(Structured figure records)

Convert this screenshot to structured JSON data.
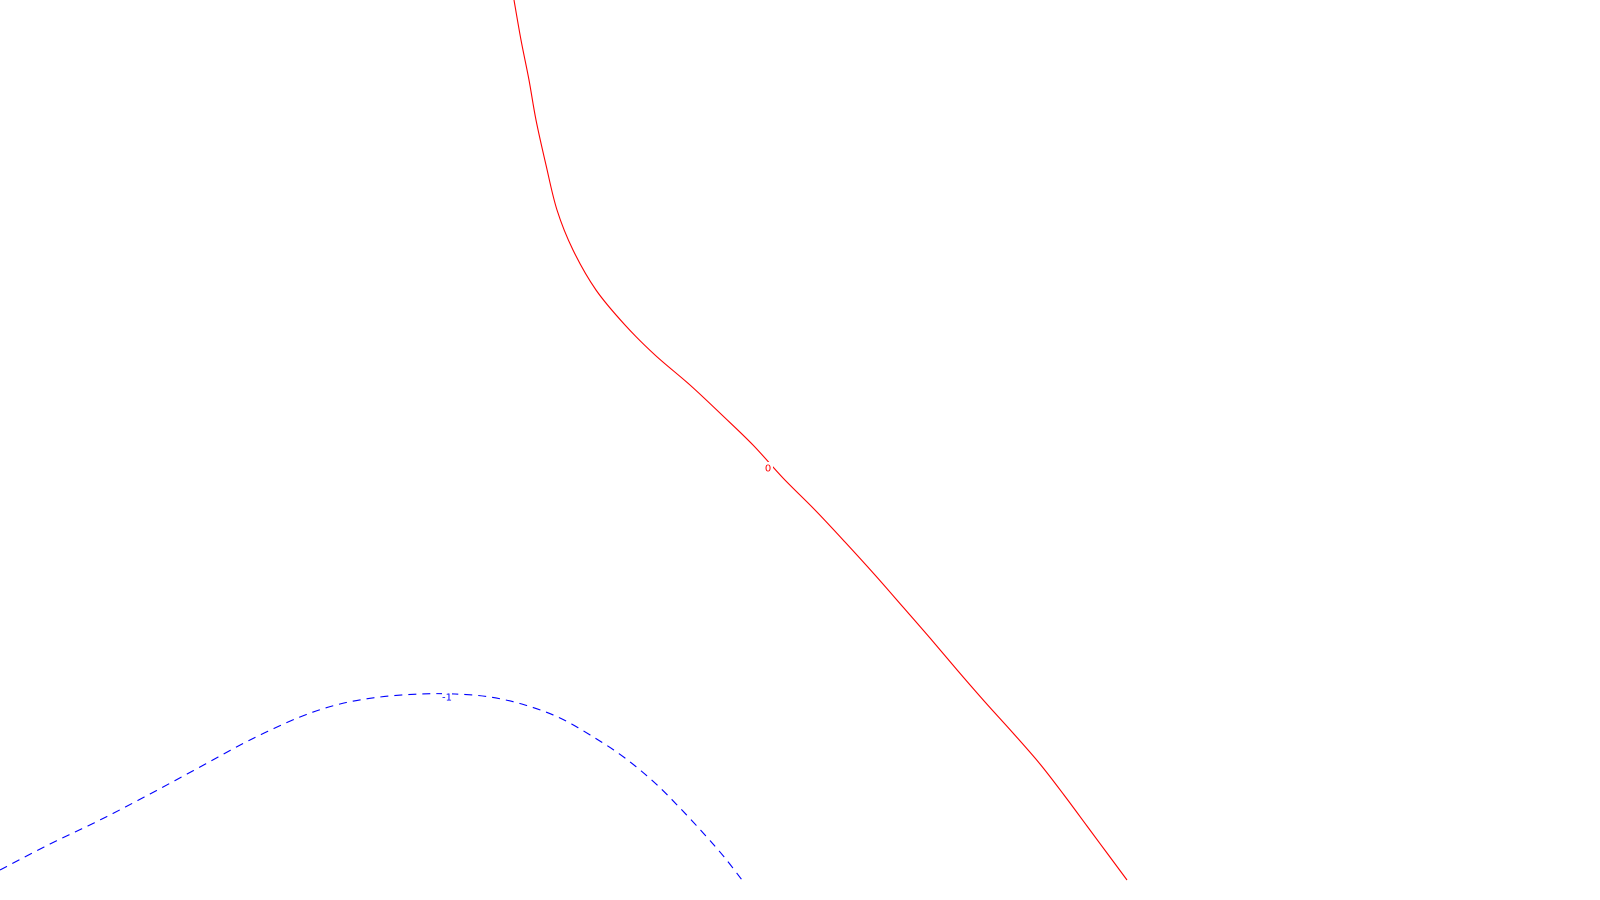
{
  "chart_data": {
    "type": "contour",
    "title": "",
    "xlabel": "",
    "ylabel": "",
    "grid": false,
    "legend": "none",
    "series": [
      {
        "label": "0",
        "color": "#ff0000",
        "style": "solid",
        "points": [
          [
            514,
            0
          ],
          [
            521,
            40
          ],
          [
            529,
            80
          ],
          [
            536,
            120
          ],
          [
            546,
            165
          ],
          [
            557,
            210
          ],
          [
            573,
            250
          ],
          [
            596,
            290
          ],
          [
            625,
            325
          ],
          [
            655,
            355
          ],
          [
            690,
            385
          ],
          [
            722,
            415
          ],
          [
            753,
            445
          ],
          [
            783,
            478
          ],
          [
            815,
            510
          ],
          [
            845,
            542
          ],
          [
            875,
            575
          ],
          [
            903,
            607
          ],
          [
            930,
            638
          ],
          [
            958,
            671
          ],
          [
            985,
            702
          ],
          [
            1013,
            733
          ],
          [
            1040,
            764
          ],
          [
            1064,
            795
          ],
          [
            1087,
            826
          ],
          [
            1107,
            853
          ],
          [
            1127,
            880
          ]
        ],
        "label_at": [
          768,
          468
        ]
      },
      {
        "label": "-1",
        "color": "#0000ff",
        "style": "dashed",
        "points": [
          [
            0,
            870
          ],
          [
            50,
            844
          ],
          [
            100,
            820
          ],
          [
            150,
            794
          ],
          [
            200,
            767
          ],
          [
            250,
            740
          ],
          [
            300,
            717
          ],
          [
            340,
            704
          ],
          [
            380,
            697
          ],
          [
            420,
            694
          ],
          [
            455,
            694
          ],
          [
            490,
            697
          ],
          [
            525,
            705
          ],
          [
            560,
            718
          ],
          [
            595,
            738
          ],
          [
            625,
            758
          ],
          [
            655,
            783
          ],
          [
            680,
            808
          ],
          [
            705,
            835
          ],
          [
            725,
            858
          ],
          [
            742,
            880
          ]
        ],
        "label_at": [
          447,
          697
        ]
      }
    ]
  }
}
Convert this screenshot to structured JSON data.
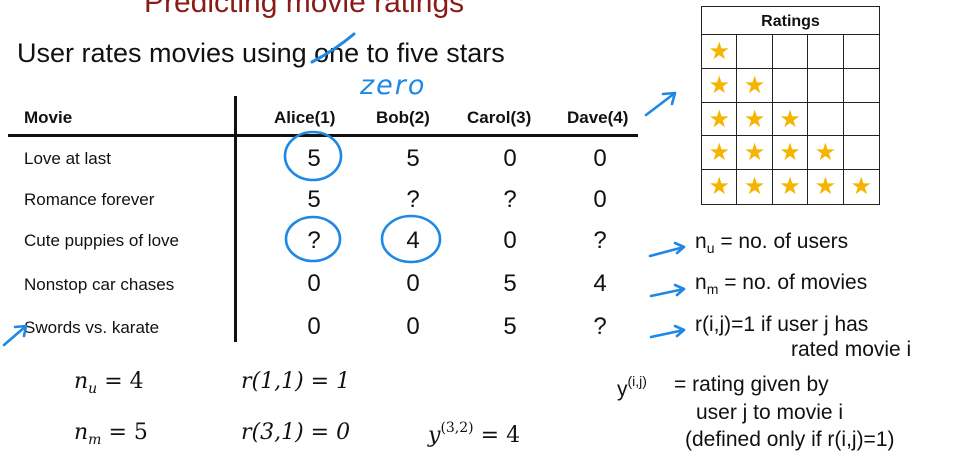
{
  "slide": {
    "title": "Predicting movie ratings",
    "subtitle_before": "User rates movies using ",
    "subtitle_struck": "one",
    "subtitle_after": " to five stars",
    "handwritten_correction": "zero"
  },
  "table": {
    "header_movie": "Movie",
    "users": [
      "Alice(1)",
      "Bob(2)",
      "Carol(3)",
      "Dave(4)"
    ],
    "rows": [
      {
        "movie": "Love at last",
        "ratings": [
          "5",
          "5",
          "0",
          "0"
        ]
      },
      {
        "movie": "Romance forever",
        "ratings": [
          "5",
          "?",
          "?",
          "0"
        ]
      },
      {
        "movie": "Cute puppies of love",
        "ratings": [
          "?",
          "4",
          "0",
          "?"
        ]
      },
      {
        "movie": "Nonstop car chases",
        "ratings": [
          "0",
          "0",
          "5",
          "4"
        ]
      },
      {
        "movie": "Swords vs. karate",
        "ratings": [
          "0",
          "0",
          "5",
          "?"
        ]
      }
    ]
  },
  "ratings_box": {
    "title": "Ratings",
    "star_glyph": "★",
    "star_color": "#f5b400",
    "star_counts": [
      1,
      2,
      3,
      4,
      5
    ]
  },
  "notes": {
    "nu": {
      "base": "n",
      "sub": "u",
      "text": "= no. of users"
    },
    "nm": {
      "base": "n",
      "sub": "m",
      "text": "= no. of movies"
    },
    "r_line1": "r(i,j)=1 if user j has",
    "r_line2": "rated movie i",
    "y_base": "y",
    "y_sup": "(i,j)",
    "y_line1": "= rating given by",
    "y_line2": "user j to movie i",
    "y_line3": "(defined only if r(i,j)=1)"
  },
  "math": {
    "nu": {
      "base": "n",
      "sub": "u",
      "rhs": "= 4"
    },
    "nm": {
      "base": "n",
      "sub": "m",
      "rhs": "= 5"
    },
    "r11": "r(1,1) = 1",
    "r31": "r(3,1) = 0",
    "y32": {
      "base": "y",
      "sup": "(3,2)",
      "rhs": "= 4"
    }
  },
  "annotation_color": "#1e88e5"
}
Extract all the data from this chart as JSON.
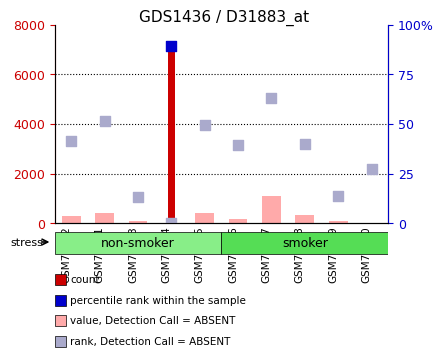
{
  "title": "GDS1436 / D31883_at",
  "samples": [
    "GSM71942",
    "GSM71991",
    "GSM72243",
    "GSM72244",
    "GSM72245",
    "GSM72246",
    "GSM72247",
    "GSM72248",
    "GSM72249",
    "GSM72250"
  ],
  "count_values": [
    0,
    0,
    0,
    6950,
    0,
    0,
    0,
    0,
    0,
    0
  ],
  "absent_value_bars": [
    280,
    430,
    100,
    0,
    420,
    175,
    1100,
    340,
    110,
    30
  ],
  "rank_dots": [
    3300,
    4100,
    1050,
    0,
    3950,
    3150,
    5050,
    3200,
    1100,
    2200
  ],
  "rank_dot_absent": [
    true,
    true,
    true,
    false,
    true,
    true,
    true,
    true,
    true,
    true
  ],
  "percentile_dot_gsm72244": 7150,
  "ylim": [
    0,
    8000
  ],
  "yticks": [
    0,
    2000,
    4000,
    6000,
    8000
  ],
  "ytick_labels_left": [
    "0",
    "2000",
    "4000",
    "6000",
    "8000"
  ],
  "ytick_labels_right": [
    "0",
    "25",
    "50",
    "75",
    "100%"
  ],
  "right_ylim": [
    0,
    100
  ],
  "group_nonsmoker": [
    "GSM71942",
    "GSM71991",
    "GSM72243",
    "GSM72244",
    "GSM72245"
  ],
  "group_smoker": [
    "GSM72246",
    "GSM72247",
    "GSM72248",
    "GSM72249",
    "GSM72250"
  ],
  "color_count": "#cc0000",
  "color_percentile": "#0000cc",
  "color_absent_value": "#ffaaaa",
  "color_absent_rank": "#aaaacc",
  "color_nonsmoker": "#88ee88",
  "color_smoker": "#55dd55",
  "color_left_axis": "#cc0000",
  "color_right_axis": "#0000cc",
  "bar_width": 0.35,
  "dot_size": 60,
  "legend_items": [
    {
      "label": "count",
      "color": "#cc0000",
      "type": "square"
    },
    {
      "label": "percentile rank within the sample",
      "color": "#0000cc",
      "type": "square"
    },
    {
      "label": "value, Detection Call = ABSENT",
      "color": "#ffaaaa",
      "type": "square"
    },
    {
      "label": "rank, Detection Call = ABSENT",
      "color": "#aaaacc",
      "type": "square"
    }
  ]
}
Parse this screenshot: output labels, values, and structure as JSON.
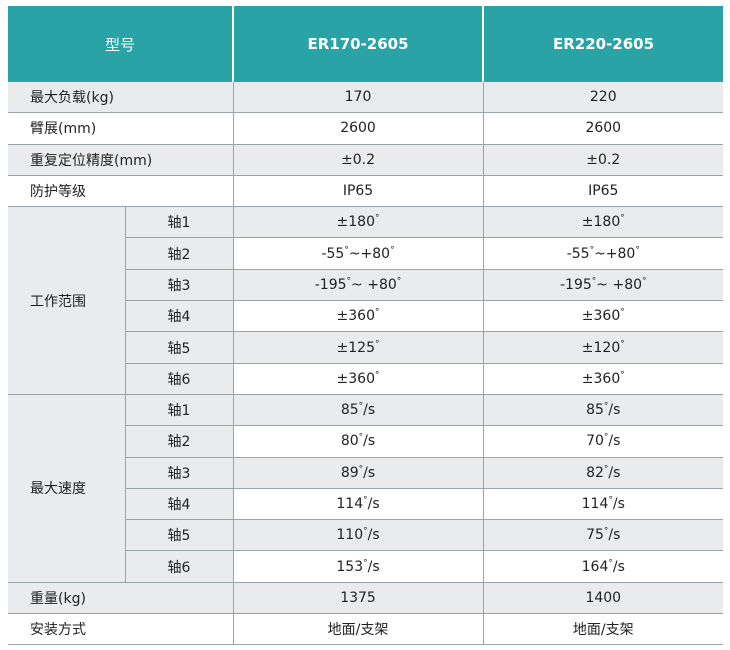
{
  "header": {
    "label": "型号",
    "models": [
      "ER170-2605",
      "ER220-2605"
    ]
  },
  "rows": [
    {
      "label": "最大负载(kg)",
      "values": [
        "170",
        "220"
      ]
    },
    {
      "label": "臂展(mm)",
      "values": [
        "2600",
        "2600"
      ]
    },
    {
      "label": "重复定位精度(mm)",
      "values": [
        "±0.2",
        "±0.2"
      ]
    },
    {
      "label": "防护等级",
      "values": [
        "IP65",
        "IP65"
      ]
    }
  ],
  "work_range": {
    "label": "工作范围",
    "axes": [
      {
        "label": "轴1",
        "values": [
          "±180°",
          "±180°"
        ]
      },
      {
        "label": "轴2",
        "values": [
          "-55°~+80°",
          "-55°~+80°"
        ]
      },
      {
        "label": "轴3",
        "values": [
          "-195°~ +80°",
          "-195°~ +80°"
        ]
      },
      {
        "label": "轴4",
        "values": [
          "±360°",
          "±360°"
        ]
      },
      {
        "label": "轴5",
        "values": [
          "±125°",
          "±120°"
        ]
      },
      {
        "label": "轴6",
        "values": [
          "±360°",
          "±360°"
        ]
      }
    ]
  },
  "max_speed": {
    "label": "最大速度",
    "axes": [
      {
        "label": "轴1",
        "values": [
          "85°/s",
          "85°/s"
        ]
      },
      {
        "label": "轴2",
        "values": [
          "80°/s",
          "70°/s"
        ]
      },
      {
        "label": "轴3",
        "values": [
          "89°/s",
          "82°/s"
        ]
      },
      {
        "label": "轴4",
        "values": [
          "114°/s",
          "114°/s"
        ]
      },
      {
        "label": "轴5",
        "values": [
          "110°/s",
          "75°/s"
        ]
      },
      {
        "label": "轴6",
        "values": [
          "153°/s",
          "164°/s"
        ]
      }
    ]
  },
  "footer_rows": [
    {
      "label": "重量(kg)",
      "values": [
        "1375",
        "1400"
      ]
    },
    {
      "label": "安装方式",
      "values": [
        "地面/支架",
        "地面/支架"
      ]
    }
  ],
  "colors": {
    "header_bg": "#2aa3a6",
    "shade_bg": "#e9ebed",
    "border": "#9aa3a8"
  }
}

Task objective ▸ For this exercise, gather every line of the data that contains the word "movies".

Answer for the task ▸
    "subtitle_before": "User rates movies using ",
      "text": "= no. of movies"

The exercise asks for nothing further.